▶ _The request_: For the material that follows, list every line containing the word "right".

▶ _Source data_:
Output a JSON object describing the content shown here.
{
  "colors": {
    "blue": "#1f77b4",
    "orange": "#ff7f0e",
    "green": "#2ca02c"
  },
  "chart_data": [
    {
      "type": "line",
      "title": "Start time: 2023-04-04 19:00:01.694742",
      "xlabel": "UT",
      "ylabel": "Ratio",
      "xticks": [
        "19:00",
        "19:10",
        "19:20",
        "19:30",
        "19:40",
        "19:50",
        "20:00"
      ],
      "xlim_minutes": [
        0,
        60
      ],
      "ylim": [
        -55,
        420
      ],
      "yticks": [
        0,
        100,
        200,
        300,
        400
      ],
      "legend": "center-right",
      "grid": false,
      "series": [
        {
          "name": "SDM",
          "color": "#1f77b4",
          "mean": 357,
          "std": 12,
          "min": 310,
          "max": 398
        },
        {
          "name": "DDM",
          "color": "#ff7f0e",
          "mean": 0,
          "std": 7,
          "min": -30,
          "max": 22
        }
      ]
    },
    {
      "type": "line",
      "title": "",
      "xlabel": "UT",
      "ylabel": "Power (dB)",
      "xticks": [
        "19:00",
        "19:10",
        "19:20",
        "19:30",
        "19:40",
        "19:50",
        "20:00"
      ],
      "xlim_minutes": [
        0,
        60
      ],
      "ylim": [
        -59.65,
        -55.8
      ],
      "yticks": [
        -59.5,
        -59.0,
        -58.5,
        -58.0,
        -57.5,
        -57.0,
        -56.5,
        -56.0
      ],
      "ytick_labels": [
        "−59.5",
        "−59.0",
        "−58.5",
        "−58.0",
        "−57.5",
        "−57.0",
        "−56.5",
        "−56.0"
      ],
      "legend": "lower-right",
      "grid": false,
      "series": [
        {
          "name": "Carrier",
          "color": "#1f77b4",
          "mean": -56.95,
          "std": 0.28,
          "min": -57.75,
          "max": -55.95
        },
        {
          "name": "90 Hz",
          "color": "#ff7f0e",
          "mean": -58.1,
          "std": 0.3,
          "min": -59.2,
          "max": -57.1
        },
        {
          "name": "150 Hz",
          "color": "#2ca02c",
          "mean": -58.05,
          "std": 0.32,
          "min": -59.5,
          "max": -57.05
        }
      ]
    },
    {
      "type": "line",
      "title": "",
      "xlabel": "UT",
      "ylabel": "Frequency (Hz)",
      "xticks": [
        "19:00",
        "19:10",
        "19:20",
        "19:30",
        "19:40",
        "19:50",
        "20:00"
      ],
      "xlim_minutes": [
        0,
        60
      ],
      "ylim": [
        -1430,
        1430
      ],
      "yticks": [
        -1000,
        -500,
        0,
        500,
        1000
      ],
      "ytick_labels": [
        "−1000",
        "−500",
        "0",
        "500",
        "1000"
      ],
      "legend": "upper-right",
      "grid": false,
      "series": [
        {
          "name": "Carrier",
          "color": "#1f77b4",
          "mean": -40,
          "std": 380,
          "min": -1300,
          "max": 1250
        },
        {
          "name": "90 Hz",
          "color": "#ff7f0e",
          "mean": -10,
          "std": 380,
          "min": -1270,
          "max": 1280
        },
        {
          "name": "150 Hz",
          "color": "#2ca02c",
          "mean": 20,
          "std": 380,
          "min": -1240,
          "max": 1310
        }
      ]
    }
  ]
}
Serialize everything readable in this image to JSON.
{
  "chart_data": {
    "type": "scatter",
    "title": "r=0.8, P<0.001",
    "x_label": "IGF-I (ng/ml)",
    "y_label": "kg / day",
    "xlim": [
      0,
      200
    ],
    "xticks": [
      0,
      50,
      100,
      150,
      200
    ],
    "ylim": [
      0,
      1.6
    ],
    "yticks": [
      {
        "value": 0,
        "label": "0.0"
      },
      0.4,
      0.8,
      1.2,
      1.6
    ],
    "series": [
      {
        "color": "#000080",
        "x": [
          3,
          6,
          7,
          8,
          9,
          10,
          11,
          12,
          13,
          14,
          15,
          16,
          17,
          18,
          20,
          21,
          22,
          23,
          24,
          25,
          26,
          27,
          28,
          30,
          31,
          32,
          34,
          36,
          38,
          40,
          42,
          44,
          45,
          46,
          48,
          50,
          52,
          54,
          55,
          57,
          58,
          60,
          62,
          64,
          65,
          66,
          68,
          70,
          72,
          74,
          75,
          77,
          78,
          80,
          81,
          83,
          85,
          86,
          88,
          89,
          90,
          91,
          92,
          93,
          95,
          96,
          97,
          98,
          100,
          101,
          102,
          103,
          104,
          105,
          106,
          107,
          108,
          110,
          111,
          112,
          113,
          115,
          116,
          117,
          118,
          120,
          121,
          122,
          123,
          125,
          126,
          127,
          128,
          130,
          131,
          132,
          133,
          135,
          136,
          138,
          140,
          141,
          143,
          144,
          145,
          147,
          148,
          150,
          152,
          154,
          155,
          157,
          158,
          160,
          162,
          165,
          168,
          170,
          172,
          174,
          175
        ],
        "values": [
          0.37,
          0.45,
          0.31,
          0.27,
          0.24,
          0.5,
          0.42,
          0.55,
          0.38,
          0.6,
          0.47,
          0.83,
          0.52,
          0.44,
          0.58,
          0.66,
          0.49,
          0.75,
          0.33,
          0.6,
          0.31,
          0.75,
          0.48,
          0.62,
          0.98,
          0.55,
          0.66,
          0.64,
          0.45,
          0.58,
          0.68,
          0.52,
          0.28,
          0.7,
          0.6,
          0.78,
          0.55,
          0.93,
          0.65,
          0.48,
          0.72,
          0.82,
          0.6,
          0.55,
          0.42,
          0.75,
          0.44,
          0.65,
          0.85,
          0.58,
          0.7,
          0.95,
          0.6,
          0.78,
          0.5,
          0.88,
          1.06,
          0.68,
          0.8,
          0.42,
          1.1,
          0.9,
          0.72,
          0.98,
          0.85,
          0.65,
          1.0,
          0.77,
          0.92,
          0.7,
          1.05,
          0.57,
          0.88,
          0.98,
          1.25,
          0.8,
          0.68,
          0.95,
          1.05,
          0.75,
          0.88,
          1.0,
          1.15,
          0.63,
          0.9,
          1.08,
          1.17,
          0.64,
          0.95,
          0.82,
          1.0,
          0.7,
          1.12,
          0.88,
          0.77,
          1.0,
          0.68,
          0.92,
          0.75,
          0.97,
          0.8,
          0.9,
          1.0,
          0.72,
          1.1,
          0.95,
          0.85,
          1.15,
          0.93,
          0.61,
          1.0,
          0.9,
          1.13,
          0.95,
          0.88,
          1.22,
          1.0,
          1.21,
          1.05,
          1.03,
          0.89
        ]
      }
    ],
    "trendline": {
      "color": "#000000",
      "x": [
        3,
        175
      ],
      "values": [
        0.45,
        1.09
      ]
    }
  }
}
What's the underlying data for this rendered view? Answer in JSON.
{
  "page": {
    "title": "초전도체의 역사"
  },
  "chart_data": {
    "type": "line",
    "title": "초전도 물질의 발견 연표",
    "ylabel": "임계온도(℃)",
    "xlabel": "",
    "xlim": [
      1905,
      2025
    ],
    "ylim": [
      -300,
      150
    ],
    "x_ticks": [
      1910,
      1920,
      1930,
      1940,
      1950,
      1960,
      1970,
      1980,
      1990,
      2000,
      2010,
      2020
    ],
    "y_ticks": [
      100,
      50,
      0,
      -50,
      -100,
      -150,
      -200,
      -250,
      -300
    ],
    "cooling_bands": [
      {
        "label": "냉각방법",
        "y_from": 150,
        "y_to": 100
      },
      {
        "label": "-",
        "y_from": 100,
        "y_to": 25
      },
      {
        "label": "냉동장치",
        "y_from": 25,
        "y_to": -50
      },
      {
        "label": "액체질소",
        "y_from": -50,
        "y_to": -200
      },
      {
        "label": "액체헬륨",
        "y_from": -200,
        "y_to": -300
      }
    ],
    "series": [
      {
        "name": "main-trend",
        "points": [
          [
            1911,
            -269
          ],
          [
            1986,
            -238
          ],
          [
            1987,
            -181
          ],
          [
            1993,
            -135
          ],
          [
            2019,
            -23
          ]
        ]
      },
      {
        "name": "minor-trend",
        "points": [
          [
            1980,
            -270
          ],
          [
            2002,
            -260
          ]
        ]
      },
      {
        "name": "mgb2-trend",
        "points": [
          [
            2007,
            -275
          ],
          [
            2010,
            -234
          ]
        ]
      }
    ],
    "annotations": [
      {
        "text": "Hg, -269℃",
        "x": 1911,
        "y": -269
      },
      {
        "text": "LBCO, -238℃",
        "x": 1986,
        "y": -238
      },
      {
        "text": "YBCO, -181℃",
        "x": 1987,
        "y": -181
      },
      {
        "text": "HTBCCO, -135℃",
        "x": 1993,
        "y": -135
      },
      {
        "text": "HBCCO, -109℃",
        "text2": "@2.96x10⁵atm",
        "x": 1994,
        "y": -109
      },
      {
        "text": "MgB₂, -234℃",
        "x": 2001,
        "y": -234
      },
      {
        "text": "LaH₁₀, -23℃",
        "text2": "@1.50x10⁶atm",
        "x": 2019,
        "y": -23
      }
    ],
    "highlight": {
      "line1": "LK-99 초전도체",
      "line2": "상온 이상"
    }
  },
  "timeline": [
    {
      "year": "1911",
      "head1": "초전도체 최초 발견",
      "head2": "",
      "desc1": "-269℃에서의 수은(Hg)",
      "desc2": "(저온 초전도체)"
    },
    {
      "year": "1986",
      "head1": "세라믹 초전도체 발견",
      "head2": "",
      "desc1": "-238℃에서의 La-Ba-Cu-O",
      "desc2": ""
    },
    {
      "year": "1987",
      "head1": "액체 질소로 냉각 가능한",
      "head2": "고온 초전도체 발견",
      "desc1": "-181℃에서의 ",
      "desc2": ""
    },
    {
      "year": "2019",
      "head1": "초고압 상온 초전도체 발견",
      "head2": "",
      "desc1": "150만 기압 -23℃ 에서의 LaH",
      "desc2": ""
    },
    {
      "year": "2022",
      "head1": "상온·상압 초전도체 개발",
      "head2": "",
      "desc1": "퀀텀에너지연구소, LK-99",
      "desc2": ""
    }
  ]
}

▶ _Response_:
      "legend": "center-right",
      "legend": "lower-right",
      "legend": "upper-right",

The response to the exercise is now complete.